[Task]:
Type out the records that follow, exactly as given.

[Input for this task]:

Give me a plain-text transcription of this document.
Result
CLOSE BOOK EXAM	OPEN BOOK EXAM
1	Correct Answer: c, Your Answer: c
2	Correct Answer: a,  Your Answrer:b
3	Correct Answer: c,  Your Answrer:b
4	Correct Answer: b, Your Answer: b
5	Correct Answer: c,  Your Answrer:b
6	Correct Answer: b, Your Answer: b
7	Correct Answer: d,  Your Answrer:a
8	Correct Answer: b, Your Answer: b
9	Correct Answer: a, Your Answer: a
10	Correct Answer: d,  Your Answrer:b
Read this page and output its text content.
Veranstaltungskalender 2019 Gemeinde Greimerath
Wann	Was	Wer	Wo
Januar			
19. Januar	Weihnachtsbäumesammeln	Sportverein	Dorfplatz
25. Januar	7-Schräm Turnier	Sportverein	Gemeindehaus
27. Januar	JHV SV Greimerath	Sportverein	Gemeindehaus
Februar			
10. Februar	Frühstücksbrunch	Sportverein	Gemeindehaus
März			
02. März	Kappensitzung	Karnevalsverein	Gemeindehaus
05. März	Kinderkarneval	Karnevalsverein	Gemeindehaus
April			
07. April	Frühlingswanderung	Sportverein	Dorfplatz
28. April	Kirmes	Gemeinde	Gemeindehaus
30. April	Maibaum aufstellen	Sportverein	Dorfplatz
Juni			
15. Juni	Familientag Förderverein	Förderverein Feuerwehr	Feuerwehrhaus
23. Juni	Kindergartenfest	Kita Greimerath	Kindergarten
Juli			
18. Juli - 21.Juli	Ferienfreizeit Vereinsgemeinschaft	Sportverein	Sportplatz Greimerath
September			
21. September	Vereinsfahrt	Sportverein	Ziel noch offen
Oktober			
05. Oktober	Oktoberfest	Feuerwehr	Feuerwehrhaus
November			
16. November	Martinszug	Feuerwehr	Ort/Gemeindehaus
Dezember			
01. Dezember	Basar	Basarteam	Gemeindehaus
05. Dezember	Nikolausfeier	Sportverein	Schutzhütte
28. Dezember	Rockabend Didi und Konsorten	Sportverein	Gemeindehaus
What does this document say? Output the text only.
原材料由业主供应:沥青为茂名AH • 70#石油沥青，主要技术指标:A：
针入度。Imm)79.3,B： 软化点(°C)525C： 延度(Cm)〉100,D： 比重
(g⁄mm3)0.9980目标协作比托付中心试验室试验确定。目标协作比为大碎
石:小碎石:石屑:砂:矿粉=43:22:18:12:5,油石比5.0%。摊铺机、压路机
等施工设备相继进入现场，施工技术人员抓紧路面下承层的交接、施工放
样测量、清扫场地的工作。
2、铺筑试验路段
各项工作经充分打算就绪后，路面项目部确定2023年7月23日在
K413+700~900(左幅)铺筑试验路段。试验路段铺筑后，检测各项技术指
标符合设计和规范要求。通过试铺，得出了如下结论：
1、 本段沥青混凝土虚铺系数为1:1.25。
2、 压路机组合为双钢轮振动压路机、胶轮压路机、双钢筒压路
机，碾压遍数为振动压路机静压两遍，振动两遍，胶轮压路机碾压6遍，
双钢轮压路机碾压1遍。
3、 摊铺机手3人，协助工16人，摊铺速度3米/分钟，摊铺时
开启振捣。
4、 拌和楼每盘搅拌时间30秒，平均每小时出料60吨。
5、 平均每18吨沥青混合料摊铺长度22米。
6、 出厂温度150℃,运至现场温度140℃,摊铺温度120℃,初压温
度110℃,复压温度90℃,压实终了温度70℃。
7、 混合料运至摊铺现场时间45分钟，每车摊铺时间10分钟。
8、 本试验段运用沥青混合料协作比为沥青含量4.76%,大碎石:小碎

[Result of this task]:
Give me a plain-text transcription of this document.
Result
CLOSE BOOK EXAM	OPEN BOOK EXAM
1	Correct Answer: c, Your Answer: c
2	Correct Answer: a,  Your Answrer:b
3	Correct Answer: c,  Your Answrer:b
4	Correct Answer: b, Your Answer: b
5	Correct Answer: c,  Your Answrer:b
6	Correct Answer: b, Your Answer: b
7	Correct Answer: d,  Your Answrer:a
8	Correct Answer: b, Your Answer: b
9	Correct Answer: a, Your Answer: a
10	Correct Answer: d,  Your Answrer:b
Read this page and output its text content.
Veranstaltungskalender 2019 Gemeinde Greimerath
Wann	Was	Wer	Wo
Januar			
19. Januar	Weihnachtsbäumesammeln	Sportverein	Dorfplatz
25. Januar	7-Schräm Turnier	Sportverein	Gemeindehaus
27. Januar	JHV SV Greimerath	Sportverein	Gemeindehaus
Februar			
10. Februar	Frühstücksbrunch	Sportverein	Gemeindehaus
März			
02. März	Kappensitzung	Karnevalsverein	Gemeindehaus
05. März	Kinderkarneval	Karnevalsverein	Gemeindehaus
April			
07. April	Frühlingswanderung	Sportverein	Dorfplatz
28. April	Kirmes	Gemeinde	Gemeindehaus
30. April	Maibaum aufstellen	Sportverein	Dorfplatz
Juni			
15. Juni	Familientag Förderverein	Förderverein Feuerwehr	Feuerwehrhaus
23. Juni	Kindergartenfest	Kita Greimerath	Kindergarten
Juli			
18. Juli - 21.Juli	Ferienfreizeit Vereinsgemeinschaft	Sportverein	Sportplatz Greimerath
September			
21. September	Vereinsfahrt	Sportverein	Ziel noch offen
Oktober			
05. Oktober	Oktoberfest	Feuerwehr	Feuerwehrhaus
November			
16. November	Martinszug	Feuerwehr	Ort/Gemeindehaus
Dezember			
01. Dezember	Basar	Basarteam	Gemeindehaus
05. Dezember	Nikolausfeier	Sportverein	Schutzhütte
28. Dezember	Rockabend Didi und Konsorten	Sportverein	Gemeindehaus
What does this document say? Output the text only.
原材料由业主供应:沥青为茂名AH • 70#石油沥青，主要技术指标:A：
针入度。Imm)79.3,B： 软化点(°C)525C： 延度(Cm)〉100,D： 比重
(g⁄mm3)0.9980目标协作比托付中心试验室试验确定。目标协作比为大碎
石:小碎石:石屑:砂:矿粉=43:22:18:12:5,油石比5.0%。摊铺机、压路机
等施工设备相继进入现场，施工技术人员抓紧路面下承层的交接、施工放
样测量、清扫场地的工作。
2、铺筑试验路段
各项工作经充分打算就绪后，路面项目部确定2023年7月23日在
K413+700~900(左幅)铺筑试验路段。试验路段铺筑后，检测各项技术指
标符合设计和规范要求。通过试铺，得出了如下结论：
1、 本段沥青混凝土虚铺系数为1:1.25。
2、 压路机组合为双钢轮振动压路机、胶轮压路机、双钢筒压路
机，碾压遍数为振动压路机静压两遍，振动两遍，胶轮压路机碾压6遍，
双钢轮压路机碾压1遍。
3、 摊铺机手3人，协助工16人，摊铺速度3米/分钟，摊铺时
开启振捣。
4、 拌和楼每盘搅拌时间30秒，平均每小时出料60吨。
5、 平均每18吨沥青混合料摊铺长度22米。
6、 出厂温度150℃,运至现场温度140℃,摊铺温度120℃,初压温
度110℃,复压温度90℃,压实终了温度70℃。
7、 混合料运至摊铺现场时间45分钟，每车摊铺时间10分钟。
8、 本试验段运用沥青混合料协作比为沥青含量4.76%,大碎石:小碎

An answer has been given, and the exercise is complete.